WHAT THIS TASK INVOLVES - Copy every line of the data in which the word "duration" occurs.

MATERIAL FOR THIS EXERCISE -

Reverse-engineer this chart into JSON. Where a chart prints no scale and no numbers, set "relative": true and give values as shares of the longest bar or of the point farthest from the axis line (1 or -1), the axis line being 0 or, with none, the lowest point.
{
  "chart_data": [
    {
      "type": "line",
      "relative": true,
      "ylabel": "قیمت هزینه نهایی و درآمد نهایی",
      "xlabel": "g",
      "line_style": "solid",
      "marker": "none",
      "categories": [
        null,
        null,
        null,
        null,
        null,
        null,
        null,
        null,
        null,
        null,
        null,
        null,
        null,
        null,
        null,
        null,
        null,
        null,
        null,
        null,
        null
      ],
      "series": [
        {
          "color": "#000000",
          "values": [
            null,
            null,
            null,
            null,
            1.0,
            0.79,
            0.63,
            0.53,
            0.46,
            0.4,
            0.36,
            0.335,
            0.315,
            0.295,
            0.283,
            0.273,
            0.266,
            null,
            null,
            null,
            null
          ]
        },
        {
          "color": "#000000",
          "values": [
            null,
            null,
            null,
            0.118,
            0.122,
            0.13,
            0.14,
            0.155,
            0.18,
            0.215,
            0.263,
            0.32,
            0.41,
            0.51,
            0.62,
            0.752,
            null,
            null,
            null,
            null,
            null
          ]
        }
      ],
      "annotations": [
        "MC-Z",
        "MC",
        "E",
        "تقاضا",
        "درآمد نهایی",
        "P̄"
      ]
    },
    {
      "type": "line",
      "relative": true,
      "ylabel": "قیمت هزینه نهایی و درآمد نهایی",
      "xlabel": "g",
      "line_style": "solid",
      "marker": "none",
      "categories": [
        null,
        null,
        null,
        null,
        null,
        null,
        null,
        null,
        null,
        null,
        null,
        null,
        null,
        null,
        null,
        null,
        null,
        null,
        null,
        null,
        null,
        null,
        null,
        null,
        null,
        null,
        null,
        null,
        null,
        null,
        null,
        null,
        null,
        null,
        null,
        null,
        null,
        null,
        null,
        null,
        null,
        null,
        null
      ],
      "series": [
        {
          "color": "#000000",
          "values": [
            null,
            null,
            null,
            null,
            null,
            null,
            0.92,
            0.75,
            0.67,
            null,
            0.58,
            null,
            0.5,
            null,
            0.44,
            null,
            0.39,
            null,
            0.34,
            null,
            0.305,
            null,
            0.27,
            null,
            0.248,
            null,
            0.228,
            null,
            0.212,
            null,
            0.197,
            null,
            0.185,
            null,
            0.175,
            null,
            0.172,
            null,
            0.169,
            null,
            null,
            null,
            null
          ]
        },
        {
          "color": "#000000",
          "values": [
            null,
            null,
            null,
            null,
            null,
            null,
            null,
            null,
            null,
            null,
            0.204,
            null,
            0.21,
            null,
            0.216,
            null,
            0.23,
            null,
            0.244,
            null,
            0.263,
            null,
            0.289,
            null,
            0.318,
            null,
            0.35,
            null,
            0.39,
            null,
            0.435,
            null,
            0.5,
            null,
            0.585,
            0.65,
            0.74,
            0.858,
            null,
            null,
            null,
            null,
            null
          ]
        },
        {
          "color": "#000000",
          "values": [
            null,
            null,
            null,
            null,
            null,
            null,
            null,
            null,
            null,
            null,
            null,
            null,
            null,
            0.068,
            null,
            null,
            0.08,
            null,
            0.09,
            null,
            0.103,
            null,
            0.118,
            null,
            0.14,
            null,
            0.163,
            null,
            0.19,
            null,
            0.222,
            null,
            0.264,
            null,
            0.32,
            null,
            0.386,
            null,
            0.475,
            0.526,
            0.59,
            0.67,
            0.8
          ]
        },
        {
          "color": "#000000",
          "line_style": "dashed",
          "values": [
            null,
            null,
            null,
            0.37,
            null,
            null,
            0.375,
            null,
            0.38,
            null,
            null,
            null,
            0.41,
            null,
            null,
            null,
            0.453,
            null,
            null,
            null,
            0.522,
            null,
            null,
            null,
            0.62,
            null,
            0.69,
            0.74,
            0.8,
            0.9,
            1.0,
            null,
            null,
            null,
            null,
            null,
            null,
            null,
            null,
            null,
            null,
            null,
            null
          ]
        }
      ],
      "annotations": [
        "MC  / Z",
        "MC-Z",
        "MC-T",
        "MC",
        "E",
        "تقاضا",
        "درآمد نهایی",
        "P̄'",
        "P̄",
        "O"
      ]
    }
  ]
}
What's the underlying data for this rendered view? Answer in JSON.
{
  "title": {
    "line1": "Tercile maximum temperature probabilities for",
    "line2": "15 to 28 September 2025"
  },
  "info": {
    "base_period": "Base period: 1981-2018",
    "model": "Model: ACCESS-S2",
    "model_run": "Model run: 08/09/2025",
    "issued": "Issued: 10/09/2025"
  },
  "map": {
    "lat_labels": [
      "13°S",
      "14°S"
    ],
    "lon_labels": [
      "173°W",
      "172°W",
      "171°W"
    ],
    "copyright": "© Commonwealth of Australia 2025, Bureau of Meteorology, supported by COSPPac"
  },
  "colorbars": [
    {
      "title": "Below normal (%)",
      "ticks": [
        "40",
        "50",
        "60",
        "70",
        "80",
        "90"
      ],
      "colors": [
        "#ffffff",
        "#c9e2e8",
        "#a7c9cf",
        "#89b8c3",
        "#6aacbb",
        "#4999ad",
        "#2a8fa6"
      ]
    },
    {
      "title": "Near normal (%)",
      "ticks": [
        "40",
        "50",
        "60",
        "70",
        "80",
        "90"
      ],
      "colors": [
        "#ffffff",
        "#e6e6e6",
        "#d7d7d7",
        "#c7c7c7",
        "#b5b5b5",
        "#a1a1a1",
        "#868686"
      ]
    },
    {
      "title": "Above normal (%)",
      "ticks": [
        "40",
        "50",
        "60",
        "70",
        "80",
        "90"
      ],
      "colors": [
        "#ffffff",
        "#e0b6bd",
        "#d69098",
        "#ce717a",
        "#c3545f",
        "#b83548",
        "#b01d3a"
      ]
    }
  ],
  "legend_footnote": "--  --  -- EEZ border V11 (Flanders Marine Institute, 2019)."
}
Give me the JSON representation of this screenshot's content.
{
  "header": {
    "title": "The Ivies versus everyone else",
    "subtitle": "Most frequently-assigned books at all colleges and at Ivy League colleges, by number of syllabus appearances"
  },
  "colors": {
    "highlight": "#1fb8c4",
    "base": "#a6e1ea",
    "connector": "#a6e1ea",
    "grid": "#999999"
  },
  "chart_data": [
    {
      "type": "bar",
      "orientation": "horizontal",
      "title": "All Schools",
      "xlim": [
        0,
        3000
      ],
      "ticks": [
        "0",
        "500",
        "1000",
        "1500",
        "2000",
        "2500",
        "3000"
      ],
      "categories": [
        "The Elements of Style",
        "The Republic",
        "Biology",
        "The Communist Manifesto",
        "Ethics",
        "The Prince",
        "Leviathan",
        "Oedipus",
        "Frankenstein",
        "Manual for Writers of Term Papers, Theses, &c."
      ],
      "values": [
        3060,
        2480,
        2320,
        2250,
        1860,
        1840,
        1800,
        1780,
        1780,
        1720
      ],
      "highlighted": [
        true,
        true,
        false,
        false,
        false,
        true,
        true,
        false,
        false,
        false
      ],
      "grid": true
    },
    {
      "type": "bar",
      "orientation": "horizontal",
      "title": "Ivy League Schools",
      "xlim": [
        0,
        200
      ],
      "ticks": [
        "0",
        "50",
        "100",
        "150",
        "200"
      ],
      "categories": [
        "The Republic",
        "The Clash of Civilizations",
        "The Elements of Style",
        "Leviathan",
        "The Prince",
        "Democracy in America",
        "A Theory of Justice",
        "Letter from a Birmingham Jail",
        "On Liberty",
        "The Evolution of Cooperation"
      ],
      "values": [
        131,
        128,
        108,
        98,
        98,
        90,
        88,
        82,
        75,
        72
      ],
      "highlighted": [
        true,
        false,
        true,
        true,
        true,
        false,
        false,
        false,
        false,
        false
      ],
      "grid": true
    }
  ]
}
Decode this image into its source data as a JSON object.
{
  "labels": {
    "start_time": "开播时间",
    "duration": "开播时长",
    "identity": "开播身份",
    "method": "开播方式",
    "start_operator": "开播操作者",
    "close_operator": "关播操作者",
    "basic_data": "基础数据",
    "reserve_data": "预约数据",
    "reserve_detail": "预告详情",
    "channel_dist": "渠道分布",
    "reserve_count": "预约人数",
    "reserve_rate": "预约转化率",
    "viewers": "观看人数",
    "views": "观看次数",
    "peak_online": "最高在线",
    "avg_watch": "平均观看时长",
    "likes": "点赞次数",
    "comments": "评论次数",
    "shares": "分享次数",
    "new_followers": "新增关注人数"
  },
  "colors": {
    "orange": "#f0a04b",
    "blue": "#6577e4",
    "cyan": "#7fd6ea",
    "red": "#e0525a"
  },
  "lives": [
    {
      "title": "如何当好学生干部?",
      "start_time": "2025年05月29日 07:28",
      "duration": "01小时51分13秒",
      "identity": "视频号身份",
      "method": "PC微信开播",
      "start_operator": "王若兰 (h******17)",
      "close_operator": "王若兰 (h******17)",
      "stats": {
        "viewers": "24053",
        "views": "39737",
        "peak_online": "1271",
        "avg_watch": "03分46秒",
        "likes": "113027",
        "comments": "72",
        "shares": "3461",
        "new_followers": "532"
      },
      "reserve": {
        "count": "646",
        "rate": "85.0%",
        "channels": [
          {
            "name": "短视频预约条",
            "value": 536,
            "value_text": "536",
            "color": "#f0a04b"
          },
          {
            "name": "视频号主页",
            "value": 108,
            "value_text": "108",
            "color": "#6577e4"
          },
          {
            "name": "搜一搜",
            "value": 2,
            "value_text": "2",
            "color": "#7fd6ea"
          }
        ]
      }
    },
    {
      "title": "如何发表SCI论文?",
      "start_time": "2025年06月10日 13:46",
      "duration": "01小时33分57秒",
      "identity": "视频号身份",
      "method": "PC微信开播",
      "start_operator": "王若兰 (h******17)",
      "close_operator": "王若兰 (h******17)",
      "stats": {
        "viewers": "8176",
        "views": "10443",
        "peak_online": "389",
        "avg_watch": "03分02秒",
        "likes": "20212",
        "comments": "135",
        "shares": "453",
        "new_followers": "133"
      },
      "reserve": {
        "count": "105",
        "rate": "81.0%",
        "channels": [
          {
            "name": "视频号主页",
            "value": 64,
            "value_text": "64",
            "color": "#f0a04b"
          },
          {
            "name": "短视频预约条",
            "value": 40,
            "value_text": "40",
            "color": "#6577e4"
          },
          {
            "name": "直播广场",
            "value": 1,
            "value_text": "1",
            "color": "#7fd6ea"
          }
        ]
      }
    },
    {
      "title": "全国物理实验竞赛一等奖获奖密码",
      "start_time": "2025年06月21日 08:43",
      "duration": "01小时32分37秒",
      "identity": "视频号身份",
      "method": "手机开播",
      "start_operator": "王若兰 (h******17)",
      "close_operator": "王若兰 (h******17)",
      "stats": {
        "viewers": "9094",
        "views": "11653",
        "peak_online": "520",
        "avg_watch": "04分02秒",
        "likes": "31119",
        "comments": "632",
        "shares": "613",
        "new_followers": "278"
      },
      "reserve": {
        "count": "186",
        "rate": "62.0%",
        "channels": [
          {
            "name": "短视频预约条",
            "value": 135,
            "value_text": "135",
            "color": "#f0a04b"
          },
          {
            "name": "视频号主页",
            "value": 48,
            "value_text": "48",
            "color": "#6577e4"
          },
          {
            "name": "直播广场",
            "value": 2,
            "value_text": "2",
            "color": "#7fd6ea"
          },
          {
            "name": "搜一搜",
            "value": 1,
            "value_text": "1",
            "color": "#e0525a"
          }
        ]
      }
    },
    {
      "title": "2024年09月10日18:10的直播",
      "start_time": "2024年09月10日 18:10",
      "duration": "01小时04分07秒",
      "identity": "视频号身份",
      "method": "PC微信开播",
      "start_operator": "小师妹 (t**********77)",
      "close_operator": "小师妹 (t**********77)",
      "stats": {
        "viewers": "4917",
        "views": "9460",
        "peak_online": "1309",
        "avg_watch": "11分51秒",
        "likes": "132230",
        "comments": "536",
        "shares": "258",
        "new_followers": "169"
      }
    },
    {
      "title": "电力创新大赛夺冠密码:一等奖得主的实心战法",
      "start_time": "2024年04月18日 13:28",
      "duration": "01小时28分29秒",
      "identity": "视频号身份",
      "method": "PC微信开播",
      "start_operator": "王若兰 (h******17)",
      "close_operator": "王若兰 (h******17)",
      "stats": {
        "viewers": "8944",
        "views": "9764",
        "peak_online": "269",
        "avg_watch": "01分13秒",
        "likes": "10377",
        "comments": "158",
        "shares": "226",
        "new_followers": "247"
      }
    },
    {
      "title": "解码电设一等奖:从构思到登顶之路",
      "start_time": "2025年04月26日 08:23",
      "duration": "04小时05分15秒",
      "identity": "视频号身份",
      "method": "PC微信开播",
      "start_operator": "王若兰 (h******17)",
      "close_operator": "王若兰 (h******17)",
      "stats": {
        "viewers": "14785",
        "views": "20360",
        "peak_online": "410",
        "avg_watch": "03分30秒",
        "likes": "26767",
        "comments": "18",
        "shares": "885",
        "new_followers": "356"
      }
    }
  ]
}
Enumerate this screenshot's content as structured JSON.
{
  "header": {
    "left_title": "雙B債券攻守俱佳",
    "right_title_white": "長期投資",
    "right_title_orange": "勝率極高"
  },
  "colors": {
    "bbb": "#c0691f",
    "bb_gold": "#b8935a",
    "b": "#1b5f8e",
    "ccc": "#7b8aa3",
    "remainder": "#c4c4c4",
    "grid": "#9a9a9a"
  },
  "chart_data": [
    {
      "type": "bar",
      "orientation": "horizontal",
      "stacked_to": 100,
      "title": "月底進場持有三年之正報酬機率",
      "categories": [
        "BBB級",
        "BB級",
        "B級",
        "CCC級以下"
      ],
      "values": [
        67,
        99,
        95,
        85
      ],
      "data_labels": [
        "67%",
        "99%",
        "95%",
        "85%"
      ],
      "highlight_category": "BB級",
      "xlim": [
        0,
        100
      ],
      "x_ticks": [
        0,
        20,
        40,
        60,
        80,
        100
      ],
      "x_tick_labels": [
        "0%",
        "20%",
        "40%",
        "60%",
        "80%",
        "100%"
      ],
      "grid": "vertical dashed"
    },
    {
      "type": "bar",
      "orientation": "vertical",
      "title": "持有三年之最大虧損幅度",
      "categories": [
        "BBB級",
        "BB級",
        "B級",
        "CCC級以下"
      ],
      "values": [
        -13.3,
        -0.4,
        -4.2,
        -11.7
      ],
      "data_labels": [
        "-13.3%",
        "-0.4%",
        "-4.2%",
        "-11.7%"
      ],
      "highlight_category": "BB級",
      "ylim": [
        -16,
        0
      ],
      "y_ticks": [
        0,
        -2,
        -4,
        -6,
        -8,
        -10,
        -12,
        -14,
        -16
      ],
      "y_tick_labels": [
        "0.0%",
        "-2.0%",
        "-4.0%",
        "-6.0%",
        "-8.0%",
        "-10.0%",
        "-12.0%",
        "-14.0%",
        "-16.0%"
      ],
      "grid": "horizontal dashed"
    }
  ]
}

FULL OUTPUT -
    "duration": "开播时长",
      "duration": "01小时51分13秒",
      "duration": "01小时33分57秒",
      "duration": "01小时32分37秒",
      "duration": "01小时04分07秒",
      "duration": "01小时28分29秒",
      "duration": "04小时05分15秒",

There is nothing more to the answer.